┌─ 提示文

去年10月からドイツのカールスルーエ造形大学において交換留学中の九州大学大学院芸術工学府環境・遺産デザインコース・藤原研究室修士課程の張榮です。


今度はドイツの首都ベルリンにあるバウハウスに行って来ましたので紹介したいと思います。私の人生で本物のバウハウスまで来ることができるとは思ってなかったのですが、今回来ることができて本当に嬉しいです。交換留学を通して多くの経験をし、これをみなさんに共有できるのも本当に嬉しいことだと思います。


それではバウハウス(Bauhaus)について話を続けていきたいと思います。

実は我々が住んでいる現代の生活環境の中で我々の周りにある四角形の建物、ミニマルデザインのインテリアや家具、産業製品などはバウハウスからの影響を受けたものです。


ドイツは世界大戦で国の全体が荒れ果てた時がありました。その時ウォルター・グロピウス(Walter Gropius)はドイツ国内に経済の悪化、政治的・社会的無秩序を感じ、そのような国の混乱の中では芸術だけが社会を救う、新しい秩序を構築すると考え、バウハウス(Bauhaus)を設立することになります。単純に芸術やデザイン、純粋な造形教育のための学校ではなく科学的な原理を通した新しい改革や秩序をうち立てるためでもありました。ウォルター・グロピウス(Walter Gropius)はこの学校を通して建築や工芸、美術を合わせた一つのものを作りたかったのです。


 バウハウス(Bauhaus)の意味はBauen(建てる)haus()Bauhausの二つの言葉を合わせていることで家を建てるという意味になります。バウハウスは1919年ドイツの中部の都市であるワイマール(Weimar)で建築家ウォルター・グロピウス(Walter Gropius)により設立されました。設立されていた期間としては1919年から1933年までで、ドイツのワイマール(Weimar)から始めデッサウ(Dessau) 、ベルリン(Berlin)へと移動しながら続けられていくのですが、結局閉鎖されてしまいます。


 ワイマール(Weimar)でのバウハウス(Bauhaus)は1919年から1924年までで、工芸学校や純粋美術学校を合わせたようなもので、手工芸家を養成するための一般的な工芸学校の性格が強かったと言われています。当時の教育を担当した教授としては、ヨハネス・イテン(Johannes Itten)、リオネル・ファイニンガー(Lyonel Feininger)、パウル・クレー(Paul Klee)、オスカー・シュレンマー(Oskar Schlemmer)、ワシリー・カンディンスキー(Wassily Kandinsky)などがあげられます。

 ワイマール(Weimar)での教育課程としては、予備過程で半年間の基礎造形訓練を受け、土木・金属・セラミックス・壁画・ガラス・絵・布・印刷の各工房を経て進級するというもので、そこで造形理念を学ぶと同時に工作の先生から実用的な技術も学んでいきました。

└─
┌─ 記録一覧

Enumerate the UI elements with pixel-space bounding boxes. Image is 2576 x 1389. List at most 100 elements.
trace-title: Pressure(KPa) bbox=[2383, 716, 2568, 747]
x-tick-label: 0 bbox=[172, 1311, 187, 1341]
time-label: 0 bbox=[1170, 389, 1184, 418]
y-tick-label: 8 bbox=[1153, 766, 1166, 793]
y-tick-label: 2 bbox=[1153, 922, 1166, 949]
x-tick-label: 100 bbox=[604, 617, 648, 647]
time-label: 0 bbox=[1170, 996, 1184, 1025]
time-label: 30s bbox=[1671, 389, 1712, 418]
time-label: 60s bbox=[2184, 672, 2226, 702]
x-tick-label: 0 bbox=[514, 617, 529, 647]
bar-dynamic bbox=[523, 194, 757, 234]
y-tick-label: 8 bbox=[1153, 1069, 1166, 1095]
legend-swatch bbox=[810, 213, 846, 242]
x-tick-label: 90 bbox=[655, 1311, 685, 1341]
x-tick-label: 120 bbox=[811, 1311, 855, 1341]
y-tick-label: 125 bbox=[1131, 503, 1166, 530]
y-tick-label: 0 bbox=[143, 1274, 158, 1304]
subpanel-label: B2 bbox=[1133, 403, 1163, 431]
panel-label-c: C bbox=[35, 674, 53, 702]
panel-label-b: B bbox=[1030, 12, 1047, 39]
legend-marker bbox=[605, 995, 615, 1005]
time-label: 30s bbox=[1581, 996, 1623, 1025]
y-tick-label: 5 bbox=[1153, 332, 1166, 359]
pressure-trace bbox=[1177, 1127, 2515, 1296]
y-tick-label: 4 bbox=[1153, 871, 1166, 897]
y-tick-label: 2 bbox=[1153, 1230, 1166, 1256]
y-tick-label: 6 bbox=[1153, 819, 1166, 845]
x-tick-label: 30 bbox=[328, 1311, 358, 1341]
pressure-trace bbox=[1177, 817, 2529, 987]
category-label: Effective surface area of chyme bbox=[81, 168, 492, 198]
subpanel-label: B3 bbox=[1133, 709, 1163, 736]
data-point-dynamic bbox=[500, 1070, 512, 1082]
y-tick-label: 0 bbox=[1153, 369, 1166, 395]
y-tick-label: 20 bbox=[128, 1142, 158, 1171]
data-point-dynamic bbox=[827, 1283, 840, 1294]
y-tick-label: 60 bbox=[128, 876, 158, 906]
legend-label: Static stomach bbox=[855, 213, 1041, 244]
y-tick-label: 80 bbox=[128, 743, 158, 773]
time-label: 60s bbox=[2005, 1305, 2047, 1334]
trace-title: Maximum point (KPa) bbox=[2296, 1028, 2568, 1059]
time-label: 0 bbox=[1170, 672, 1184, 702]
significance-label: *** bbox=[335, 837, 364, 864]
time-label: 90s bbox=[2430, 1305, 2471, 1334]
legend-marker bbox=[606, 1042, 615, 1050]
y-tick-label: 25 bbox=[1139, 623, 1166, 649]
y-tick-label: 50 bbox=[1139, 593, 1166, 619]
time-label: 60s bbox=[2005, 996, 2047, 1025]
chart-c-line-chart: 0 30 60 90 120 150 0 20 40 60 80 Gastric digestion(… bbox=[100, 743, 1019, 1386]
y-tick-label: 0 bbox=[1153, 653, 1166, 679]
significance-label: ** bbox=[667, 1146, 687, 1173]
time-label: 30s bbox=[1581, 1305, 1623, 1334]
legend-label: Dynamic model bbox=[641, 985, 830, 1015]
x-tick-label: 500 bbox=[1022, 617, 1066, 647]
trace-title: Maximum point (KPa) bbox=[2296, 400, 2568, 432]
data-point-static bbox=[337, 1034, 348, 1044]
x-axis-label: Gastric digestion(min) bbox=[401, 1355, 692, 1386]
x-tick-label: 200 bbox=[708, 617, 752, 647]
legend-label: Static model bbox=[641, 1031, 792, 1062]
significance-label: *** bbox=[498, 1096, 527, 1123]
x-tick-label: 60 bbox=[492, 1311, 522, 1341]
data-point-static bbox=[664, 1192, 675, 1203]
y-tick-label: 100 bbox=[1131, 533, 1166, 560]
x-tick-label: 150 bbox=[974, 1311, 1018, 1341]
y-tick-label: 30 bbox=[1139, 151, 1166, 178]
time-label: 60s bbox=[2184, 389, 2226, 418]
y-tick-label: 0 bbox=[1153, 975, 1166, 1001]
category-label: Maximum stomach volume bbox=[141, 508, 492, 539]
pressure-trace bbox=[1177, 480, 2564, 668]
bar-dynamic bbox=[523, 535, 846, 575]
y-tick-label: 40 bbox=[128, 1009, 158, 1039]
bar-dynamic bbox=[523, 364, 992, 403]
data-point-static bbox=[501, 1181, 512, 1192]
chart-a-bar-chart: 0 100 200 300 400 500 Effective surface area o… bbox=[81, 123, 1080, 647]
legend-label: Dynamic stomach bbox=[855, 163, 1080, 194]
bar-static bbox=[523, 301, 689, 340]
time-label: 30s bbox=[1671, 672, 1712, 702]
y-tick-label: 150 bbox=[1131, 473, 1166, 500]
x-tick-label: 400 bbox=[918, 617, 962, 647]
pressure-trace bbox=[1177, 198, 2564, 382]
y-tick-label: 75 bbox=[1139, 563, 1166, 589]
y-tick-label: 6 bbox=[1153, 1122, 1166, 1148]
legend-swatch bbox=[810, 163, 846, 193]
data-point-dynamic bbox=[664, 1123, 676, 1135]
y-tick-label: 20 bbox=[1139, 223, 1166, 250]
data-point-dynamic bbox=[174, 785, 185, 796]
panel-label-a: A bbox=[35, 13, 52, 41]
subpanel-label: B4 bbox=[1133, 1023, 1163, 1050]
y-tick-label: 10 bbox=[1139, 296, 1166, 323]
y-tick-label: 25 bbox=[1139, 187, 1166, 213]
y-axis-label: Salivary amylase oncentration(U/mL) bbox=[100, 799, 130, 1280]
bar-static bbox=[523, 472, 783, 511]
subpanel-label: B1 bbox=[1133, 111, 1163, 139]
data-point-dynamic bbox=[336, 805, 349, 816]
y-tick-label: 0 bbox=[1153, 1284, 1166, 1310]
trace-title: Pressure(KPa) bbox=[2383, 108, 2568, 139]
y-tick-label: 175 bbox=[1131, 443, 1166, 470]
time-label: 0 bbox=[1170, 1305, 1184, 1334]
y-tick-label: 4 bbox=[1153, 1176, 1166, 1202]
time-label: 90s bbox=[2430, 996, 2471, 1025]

└─

- 演習課題:
(1) バウハウスについての文章によると、ワイマールでのバウハウスは何年から何年まで続きましたか。
(2) バウハウスについての文章を、最後の文に続けて書き進めなさい。

- 演習の解答:
(1) 1919年から1924年までです。

(2)
その後、バウハウス(Bauhaus)は経済的な理由や政府からの圧迫などで閉鎖の危機に入りますが、ドイツ北部産業都市であるデッサウ(Dessau)市の支援で、1925年から1927年まではデッサウ(Dessau)に移動しその運営を続けます。ここでのバウハウスは、既にバスハウスの教育的眼目を形成し、総合的能力を持った人材を更に育成していくことにしていましたので、各工房での課程を終えた後はすべてのことを統括する建築過程として産業製品等に対するデザイン的な観点を取り入れ、旧来のデザインに対する解決方法を提示できるようなデザイナーを養成するための現代的なデザイン大学としての役割を担っていきました。バウハウスのワイマール(Weimar)時代に卒業した学生たちが教授になり、バウハウス(Bauhaus)は、ハンネス・マイヤーのイニシアティブのもと、デザイン導入、規格品の建築部品を用いたり、工業化のための活動をしていくようになります。この時期、バウハウスに対してデッサウ(Dessau)市長は、新しい教師獲得、新築や工房設備のための資金を確保し、支援を積極的に行ってくれたので、バウハウス学校の内部でも活気があリ、この時期をバウハウスの全盛期と言うことができます。この時期の教授としてはヘルベルト・バイヤー(Herbert Bayer)、マルセル・ブロイヤー(Marcel Breuer)、ハンネス・マイヤー(Hannes Meyer)、ミース・ファン・デル・ローエ(Mies van der Rohe)などがいました。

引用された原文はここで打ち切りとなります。